-- START Data listing --
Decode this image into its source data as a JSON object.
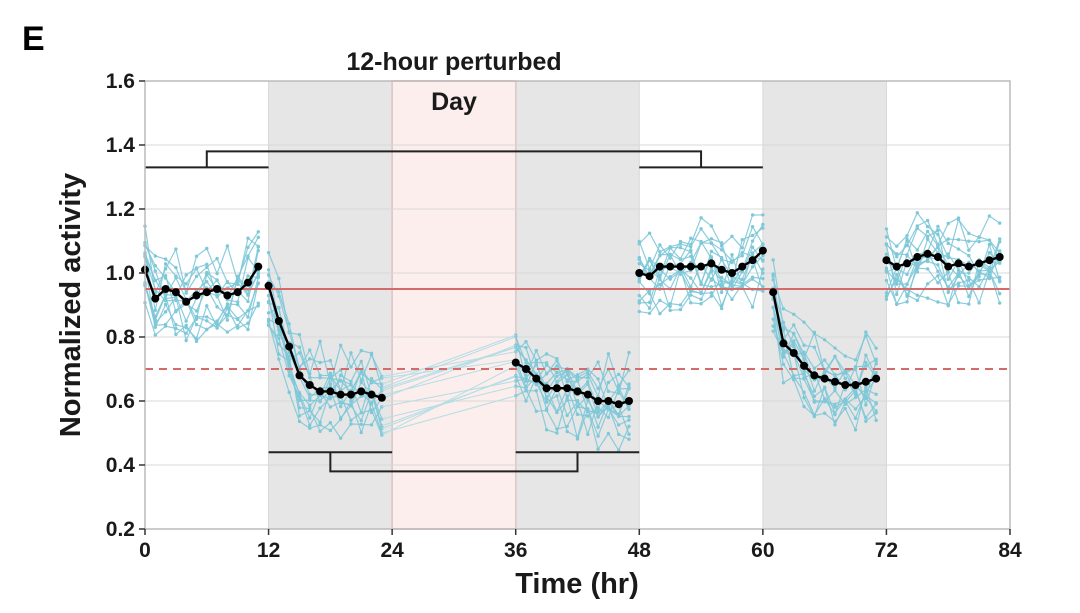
{
  "panel_label": "E",
  "chart_data": {
    "type": "line",
    "title": "",
    "xlabel": "Time (hr)",
    "ylabel": "Normalized activity",
    "xlim": [
      0,
      84
    ],
    "ylim": [
      0.2,
      1.6
    ],
    "xticks": [
      0,
      12,
      24,
      36,
      48,
      60,
      72,
      84
    ],
    "yticks": [
      0.2,
      0.4,
      0.6,
      0.8,
      1.0,
      1.2,
      1.4,
      1.6
    ],
    "xtick_labels": [
      "0",
      "12",
      "24",
      "36",
      "48",
      "60",
      "72",
      "84"
    ],
    "ytick_labels": [
      "0.2",
      "0.4",
      "0.6",
      "0.8",
      "1.0",
      "1.2",
      "1.4",
      "1.6"
    ],
    "grid": true,
    "dark_periods": [
      [
        12,
        24
      ],
      [
        36,
        48
      ],
      [
        60,
        72
      ]
    ],
    "perturbed_period": [
      24,
      36
    ],
    "annotations": {
      "perturbed_line1": "12-hour perturbed",
      "perturbed_line2": "Day"
    },
    "reference_lines": [
      {
        "name": "solid-threshold",
        "y": 0.95,
        "style": "solid",
        "color": "#d46a6a"
      },
      {
        "name": "dashed-threshold",
        "y": 0.7,
        "style": "dashed",
        "color": "#d46a6a"
      }
    ],
    "comparison_brackets": [
      {
        "name": "top-bracket",
        "left": [
          0,
          12
        ],
        "right": [
          48,
          60
        ],
        "level": 1.33,
        "connector": 1.38,
        "left_drop": 6,
        "right_drop": 54
      },
      {
        "name": "bottom-bracket",
        "left": [
          12,
          24
        ],
        "right": [
          36,
          48
        ],
        "level": 0.44,
        "connector": 0.38,
        "left_drop": 18,
        "right_drop": 42
      }
    ],
    "series": [
      {
        "name": "mean",
        "color": "#000000",
        "segments": [
          {
            "x": [
              0,
              1,
              2,
              3,
              4,
              5,
              6,
              7,
              8,
              9,
              10,
              11
            ],
            "y": [
              1.01,
              0.92,
              0.95,
              0.94,
              0.91,
              0.93,
              0.94,
              0.95,
              0.93,
              0.94,
              0.97,
              1.02
            ]
          },
          {
            "x": [
              12,
              13,
              14,
              15,
              16,
              17,
              18,
              19,
              20,
              21,
              22,
              23
            ],
            "y": [
              0.96,
              0.85,
              0.77,
              0.68,
              0.65,
              0.63,
              0.63,
              0.62,
              0.62,
              0.63,
              0.62,
              0.61
            ]
          },
          {
            "x": [
              36,
              37,
              38,
              39,
              40,
              41,
              42,
              43,
              44,
              45,
              46,
              47
            ],
            "y": [
              0.72,
              0.7,
              0.67,
              0.64,
              0.64,
              0.64,
              0.63,
              0.62,
              0.6,
              0.6,
              0.59,
              0.6
            ]
          },
          {
            "x": [
              48,
              49,
              50,
              51,
              52,
              53,
              54,
              55,
              56,
              57,
              58,
              59,
              60
            ],
            "y": [
              1.0,
              0.99,
              1.02,
              1.02,
              1.02,
              1.02,
              1.02,
              1.03,
              1.01,
              1.0,
              1.02,
              1.04,
              1.07
            ]
          },
          {
            "x": [
              61,
              62,
              63,
              64,
              65,
              66,
              67,
              68,
              69,
              70,
              71
            ],
            "y": [
              0.94,
              0.78,
              0.75,
              0.71,
              0.68,
              0.67,
              0.66,
              0.65,
              0.65,
              0.66,
              0.67
            ]
          },
          {
            "x": [
              72,
              73,
              74,
              75,
              76,
              77,
              78,
              79,
              80,
              81,
              82,
              83
            ],
            "y": [
              1.04,
              1.02,
              1.03,
              1.05,
              1.06,
              1.05,
              1.02,
              1.03,
              1.02,
              1.03,
              1.04,
              1.05
            ]
          }
        ]
      }
    ],
    "individual_traces": {
      "count": 14,
      "color": "#7ec8d8"
    }
  }
}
-- END Data listing --
-- Written instruction --
Every record above should come back exactly, but without its pictures.

-- Written answer --
Decode this image into its source data as a JSON object.
{
  "panel_label": "E",
  "chart_data": {
    "type": "line",
    "title": "",
    "xlabel": "Time (hr)",
    "ylabel": "Normalized activity",
    "xlim": [
      0,
      84
    ],
    "ylim": [
      0.2,
      1.6
    ],
    "xticks": [
      0,
      12,
      24,
      36,
      48,
      60,
      72,
      84
    ],
    "yticks": [
      0.2,
      0.4,
      0.6,
      0.8,
      1.0,
      1.2,
      1.4,
      1.6
    ],
    "xtick_labels": [
      "0",
      "12",
      "24",
      "36",
      "48",
      "60",
      "72",
      "84"
    ],
    "ytick_labels": [
      "0.2",
      "0.4",
      "0.6",
      "0.8",
      "1.0",
      "1.2",
      "1.4",
      "1.6"
    ],
    "grid": true,
    "dark_periods": [
      [
        12,
        24
      ],
      [
        36,
        48
      ],
      [
        60,
        72
      ]
    ],
    "perturbed_period": [
      24,
      36
    ],
    "annotations": {
      "perturbed_line1": "12-hour perturbed",
      "perturbed_line2": "Day"
    },
    "reference_lines": [
      {
        "name": "solid-threshold",
        "y": 0.95,
        "style": "solid",
        "color": "#d46a6a"
      },
      {
        "name": "dashed-threshold",
        "y": 0.7,
        "style": "dashed",
        "color": "#d46a6a"
      }
    ],
    "comparison_brackets": [
      {
        "name": "top-bracket",
        "left": [
          0,
          12
        ],
        "right": [
          48,
          60
        ],
        "level": 1.33,
        "connector": 1.38,
        "left_drop": 6,
        "right_drop": 54
      },
      {
        "name": "bottom-bracket",
        "left": [
          12,
          24
        ],
        "right": [
          36,
          48
        ],
        "level": 0.44,
        "connector": 0.38,
        "left_drop": 18,
        "right_drop": 42
      }
    ],
    "series": [
      {
        "name": "mean",
        "color": "#000000",
        "segments": [
          {
            "x": [
              0,
              1,
              2,
              3,
              4,
              5,
              6,
              7,
              8,
              9,
              10,
              11
            ],
            "y": [
              1.01,
              0.92,
              0.95,
              0.94,
              0.91,
              0.93,
              0.94,
              0.95,
              0.93,
              0.94,
              0.97,
              1.02
            ]
          },
          {
            "x": [
              12,
              13,
              14,
              15,
              16,
              17,
              18,
              19,
              20,
              21,
              22,
              23
            ],
            "y": [
              0.96,
              0.85,
              0.77,
              0.68,
              0.65,
              0.63,
              0.63,
              0.62,
              0.62,
              0.63,
              0.62,
              0.61
            ]
          },
          {
            "x": [
              36,
              37,
              38,
              39,
              40,
              41,
              42,
              43,
              44,
              45,
              46,
              47
            ],
            "y": [
              0.72,
              0.7,
              0.67,
              0.64,
              0.64,
              0.64,
              0.63,
              0.62,
              0.6,
              0.6,
              0.59,
              0.6
            ]
          },
          {
            "x": [
              48,
              49,
              50,
              51,
              52,
              53,
              54,
              55,
              56,
              57,
              58,
              59,
              60
            ],
            "y": [
              1.0,
              0.99,
              1.02,
              1.02,
              1.02,
              1.02,
              1.02,
              1.03,
              1.01,
              1.0,
              1.02,
              1.04,
              1.07
            ]
          },
          {
            "x": [
              61,
              62,
              63,
              64,
              65,
              66,
              67,
              68,
              69,
              70,
              71
            ],
            "y": [
              0.94,
              0.78,
              0.75,
              0.71,
              0.68,
              0.67,
              0.66,
              0.65,
              0.65,
              0.66,
              0.67
            ]
          },
          {
            "x": [
              72,
              73,
              74,
              75,
              76,
              77,
              78,
              79,
              80,
              81,
              82,
              83
            ],
            "y": [
              1.04,
              1.02,
              1.03,
              1.05,
              1.06,
              1.05,
              1.02,
              1.03,
              1.02,
              1.03,
              1.04,
              1.05
            ]
          }
        ]
      }
    ],
    "individual_traces": {
      "count": 14,
      "color": "#7ec8d8"
    }
  }
}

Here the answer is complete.